SOURCE TEXT:

The production server keeps a light responsibility. It receives the query, opens the SQLite database, calculates ranking and returns results. The expensive work happens earlier, in the pipeline.

flowchart LR
    MD[Articles in Markdown] --> Build[Site build]
    Build --> HTML[HTML pages]
    Build --> Index[SQLite search database]
    HTML --> Host[Server]
    Index --> Host
    User[Reader] --> API[Search layer]
    API --> Index
    API --> JSON[Results]
    JSON --> UI[Search interface]

This design preserves the simplicity of the hosting model. The site remains mostly static. Search adds a small API, but the index is just a file published together with the site.

Why index chunks instead of entire articles

For long articles, indexing the whole article as a single unit produces imprecise results.

That path is common at first. The user searches, the system returns articles. But a long article has different granularity. A one-hour text may discuss five topics in depth. If the reader searches for "CAP theorem", returning only the article forces them to search again inside the page.

That is why the index was created with chunks.

A chunk is a piece of the article. It carries the article title, category, tags, date, current heading, excerpt text, URL and anchor. That allows a result to point to the correct section.

The chunk changes the experience because the result starts answering "where is this?" instead of only "which article contains something about this?".

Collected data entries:
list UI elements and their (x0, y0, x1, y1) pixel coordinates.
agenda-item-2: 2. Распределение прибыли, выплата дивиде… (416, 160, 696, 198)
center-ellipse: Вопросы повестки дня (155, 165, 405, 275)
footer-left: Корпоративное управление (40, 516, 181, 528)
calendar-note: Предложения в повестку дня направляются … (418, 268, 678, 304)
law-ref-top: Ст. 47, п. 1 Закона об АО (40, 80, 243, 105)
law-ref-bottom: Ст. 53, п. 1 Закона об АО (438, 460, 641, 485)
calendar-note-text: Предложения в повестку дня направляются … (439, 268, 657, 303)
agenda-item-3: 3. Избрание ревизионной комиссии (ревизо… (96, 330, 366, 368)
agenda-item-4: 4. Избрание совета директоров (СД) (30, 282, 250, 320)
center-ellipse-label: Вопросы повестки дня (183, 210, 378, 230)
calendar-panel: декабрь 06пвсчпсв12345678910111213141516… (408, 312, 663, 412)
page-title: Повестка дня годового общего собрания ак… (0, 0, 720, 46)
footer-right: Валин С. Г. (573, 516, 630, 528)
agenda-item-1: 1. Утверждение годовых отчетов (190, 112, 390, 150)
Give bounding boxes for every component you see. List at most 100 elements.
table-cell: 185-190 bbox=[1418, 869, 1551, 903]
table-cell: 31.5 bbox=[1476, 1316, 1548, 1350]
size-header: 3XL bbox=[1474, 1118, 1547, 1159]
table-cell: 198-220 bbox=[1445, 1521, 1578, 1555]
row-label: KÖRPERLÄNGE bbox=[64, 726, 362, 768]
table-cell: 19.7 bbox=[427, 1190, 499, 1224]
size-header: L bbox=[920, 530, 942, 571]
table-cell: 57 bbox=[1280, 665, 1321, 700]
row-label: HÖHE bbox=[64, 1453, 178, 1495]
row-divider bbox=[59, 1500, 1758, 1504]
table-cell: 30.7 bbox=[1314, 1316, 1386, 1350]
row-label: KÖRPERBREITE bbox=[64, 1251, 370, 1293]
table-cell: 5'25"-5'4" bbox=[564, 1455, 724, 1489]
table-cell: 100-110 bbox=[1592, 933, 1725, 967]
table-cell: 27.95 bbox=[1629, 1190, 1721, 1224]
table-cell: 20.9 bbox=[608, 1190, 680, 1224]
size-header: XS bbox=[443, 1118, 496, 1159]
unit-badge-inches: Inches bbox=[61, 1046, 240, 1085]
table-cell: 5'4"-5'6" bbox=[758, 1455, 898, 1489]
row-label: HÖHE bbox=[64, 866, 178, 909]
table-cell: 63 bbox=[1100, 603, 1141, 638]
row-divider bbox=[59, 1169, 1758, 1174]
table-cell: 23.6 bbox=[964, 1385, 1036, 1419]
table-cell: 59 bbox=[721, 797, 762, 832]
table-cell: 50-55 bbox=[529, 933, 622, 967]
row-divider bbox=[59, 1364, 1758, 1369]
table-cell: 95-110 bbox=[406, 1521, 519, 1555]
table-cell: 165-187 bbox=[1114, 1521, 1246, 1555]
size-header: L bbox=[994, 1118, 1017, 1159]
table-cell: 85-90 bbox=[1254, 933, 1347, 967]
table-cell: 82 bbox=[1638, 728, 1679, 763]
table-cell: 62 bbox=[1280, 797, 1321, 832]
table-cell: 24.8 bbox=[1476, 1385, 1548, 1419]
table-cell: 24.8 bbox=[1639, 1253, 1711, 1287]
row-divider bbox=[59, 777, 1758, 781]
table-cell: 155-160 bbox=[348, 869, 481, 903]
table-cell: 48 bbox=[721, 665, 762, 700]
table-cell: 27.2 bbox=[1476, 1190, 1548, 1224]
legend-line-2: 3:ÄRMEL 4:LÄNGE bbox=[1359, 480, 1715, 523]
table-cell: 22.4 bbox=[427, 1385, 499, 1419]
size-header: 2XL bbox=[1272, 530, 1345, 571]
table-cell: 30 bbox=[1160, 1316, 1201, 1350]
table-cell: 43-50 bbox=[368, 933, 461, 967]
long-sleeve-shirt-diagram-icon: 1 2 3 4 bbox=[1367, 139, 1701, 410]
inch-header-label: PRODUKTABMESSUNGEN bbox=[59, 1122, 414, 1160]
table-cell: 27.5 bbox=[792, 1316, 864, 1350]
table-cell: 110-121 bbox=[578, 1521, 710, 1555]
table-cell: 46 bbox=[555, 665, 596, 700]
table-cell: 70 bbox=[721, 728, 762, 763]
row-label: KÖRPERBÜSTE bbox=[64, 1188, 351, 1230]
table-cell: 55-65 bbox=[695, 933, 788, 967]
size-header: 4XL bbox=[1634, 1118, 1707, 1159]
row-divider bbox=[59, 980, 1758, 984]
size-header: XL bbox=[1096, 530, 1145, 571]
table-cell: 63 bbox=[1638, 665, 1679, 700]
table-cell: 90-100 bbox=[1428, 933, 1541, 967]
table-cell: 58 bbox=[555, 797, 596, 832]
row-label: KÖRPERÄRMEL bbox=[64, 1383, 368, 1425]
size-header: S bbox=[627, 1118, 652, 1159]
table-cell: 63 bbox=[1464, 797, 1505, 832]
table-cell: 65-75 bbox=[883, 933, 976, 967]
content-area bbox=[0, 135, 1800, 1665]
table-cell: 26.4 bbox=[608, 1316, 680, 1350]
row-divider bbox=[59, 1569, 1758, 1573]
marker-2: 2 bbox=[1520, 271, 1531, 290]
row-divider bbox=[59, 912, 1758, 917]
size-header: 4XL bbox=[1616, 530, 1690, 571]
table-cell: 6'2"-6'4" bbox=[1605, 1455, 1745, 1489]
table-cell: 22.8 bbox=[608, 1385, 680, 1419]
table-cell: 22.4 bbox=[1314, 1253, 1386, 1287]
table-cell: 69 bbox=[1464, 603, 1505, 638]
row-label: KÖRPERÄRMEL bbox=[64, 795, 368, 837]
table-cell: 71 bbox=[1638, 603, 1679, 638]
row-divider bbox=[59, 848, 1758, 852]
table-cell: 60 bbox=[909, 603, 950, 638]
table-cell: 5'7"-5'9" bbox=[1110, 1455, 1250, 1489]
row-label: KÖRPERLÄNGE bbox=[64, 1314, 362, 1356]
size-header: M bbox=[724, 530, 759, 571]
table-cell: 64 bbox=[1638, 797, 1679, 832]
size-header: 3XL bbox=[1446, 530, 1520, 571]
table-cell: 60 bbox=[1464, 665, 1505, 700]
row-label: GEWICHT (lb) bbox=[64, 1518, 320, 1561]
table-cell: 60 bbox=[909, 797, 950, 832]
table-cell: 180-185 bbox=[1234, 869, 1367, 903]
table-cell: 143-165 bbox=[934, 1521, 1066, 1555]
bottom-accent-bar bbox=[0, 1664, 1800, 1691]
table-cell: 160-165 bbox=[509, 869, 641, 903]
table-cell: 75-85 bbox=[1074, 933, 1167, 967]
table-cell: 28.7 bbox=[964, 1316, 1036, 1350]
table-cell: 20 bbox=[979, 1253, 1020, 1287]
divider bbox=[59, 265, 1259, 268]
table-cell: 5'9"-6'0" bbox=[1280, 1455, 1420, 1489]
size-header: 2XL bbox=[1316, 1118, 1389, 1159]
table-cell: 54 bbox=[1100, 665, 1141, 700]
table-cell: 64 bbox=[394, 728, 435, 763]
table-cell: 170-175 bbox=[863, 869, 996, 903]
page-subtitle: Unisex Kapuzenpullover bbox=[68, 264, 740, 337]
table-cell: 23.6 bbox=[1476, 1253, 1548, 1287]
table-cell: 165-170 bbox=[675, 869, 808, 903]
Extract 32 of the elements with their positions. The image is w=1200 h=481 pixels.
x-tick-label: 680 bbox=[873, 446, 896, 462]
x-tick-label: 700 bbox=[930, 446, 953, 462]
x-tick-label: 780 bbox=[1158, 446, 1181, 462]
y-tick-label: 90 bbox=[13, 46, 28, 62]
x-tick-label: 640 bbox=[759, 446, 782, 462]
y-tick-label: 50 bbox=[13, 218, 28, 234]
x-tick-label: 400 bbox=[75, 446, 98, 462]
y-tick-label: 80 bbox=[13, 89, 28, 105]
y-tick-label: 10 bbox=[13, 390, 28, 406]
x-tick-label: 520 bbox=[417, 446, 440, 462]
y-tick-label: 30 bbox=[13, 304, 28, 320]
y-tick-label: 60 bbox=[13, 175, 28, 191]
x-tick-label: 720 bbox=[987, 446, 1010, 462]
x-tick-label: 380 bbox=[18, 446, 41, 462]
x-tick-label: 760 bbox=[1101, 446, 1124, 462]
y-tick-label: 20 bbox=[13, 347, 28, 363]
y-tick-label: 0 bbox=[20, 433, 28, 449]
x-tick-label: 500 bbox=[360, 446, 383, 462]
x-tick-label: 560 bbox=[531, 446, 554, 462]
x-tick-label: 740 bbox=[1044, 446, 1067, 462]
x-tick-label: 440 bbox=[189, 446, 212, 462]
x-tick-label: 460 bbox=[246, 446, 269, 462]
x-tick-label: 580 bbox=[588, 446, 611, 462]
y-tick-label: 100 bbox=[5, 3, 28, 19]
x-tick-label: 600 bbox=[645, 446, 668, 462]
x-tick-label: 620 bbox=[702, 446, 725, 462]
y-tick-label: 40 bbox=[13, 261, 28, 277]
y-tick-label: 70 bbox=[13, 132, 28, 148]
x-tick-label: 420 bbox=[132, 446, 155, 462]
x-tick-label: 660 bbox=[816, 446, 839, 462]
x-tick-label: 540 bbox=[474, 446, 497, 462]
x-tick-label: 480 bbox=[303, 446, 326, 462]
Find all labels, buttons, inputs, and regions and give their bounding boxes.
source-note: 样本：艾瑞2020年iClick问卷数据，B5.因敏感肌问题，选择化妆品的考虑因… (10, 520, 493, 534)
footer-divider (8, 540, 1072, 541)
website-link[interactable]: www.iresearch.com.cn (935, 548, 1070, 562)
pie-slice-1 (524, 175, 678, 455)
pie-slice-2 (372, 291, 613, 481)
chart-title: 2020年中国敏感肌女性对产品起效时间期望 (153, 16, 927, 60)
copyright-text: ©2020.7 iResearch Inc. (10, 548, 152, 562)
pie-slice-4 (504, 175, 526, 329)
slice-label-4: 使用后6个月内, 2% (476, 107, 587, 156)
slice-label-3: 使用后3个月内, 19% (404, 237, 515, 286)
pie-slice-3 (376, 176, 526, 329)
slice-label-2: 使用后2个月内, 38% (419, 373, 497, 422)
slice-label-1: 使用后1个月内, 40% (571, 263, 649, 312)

REQUIRED TASKS:
**a)** Duplicate the passage of the search design text starting with "Why index chunks" and going on through "created with chunks.".
**b)** According to the search design text, what does a chunk carry besides the excerpt text?

RESULTS FOR EACH TASK:
**a)**
Why index chunks instead of entire articles

For long articles, indexing the whole article as a single unit produces imprecise results.

That path is common at first. The user searches, the system returns articles. But a long article has different granularity. A one-hour text may discuss five topics in depth. If the reader searches for "CAP theorem", returning only the article forces them to search again inside the page.

That is why the index was created with chunks.

**b)** A chunk carries the article title, category, tags, date, current heading, URL and anchor.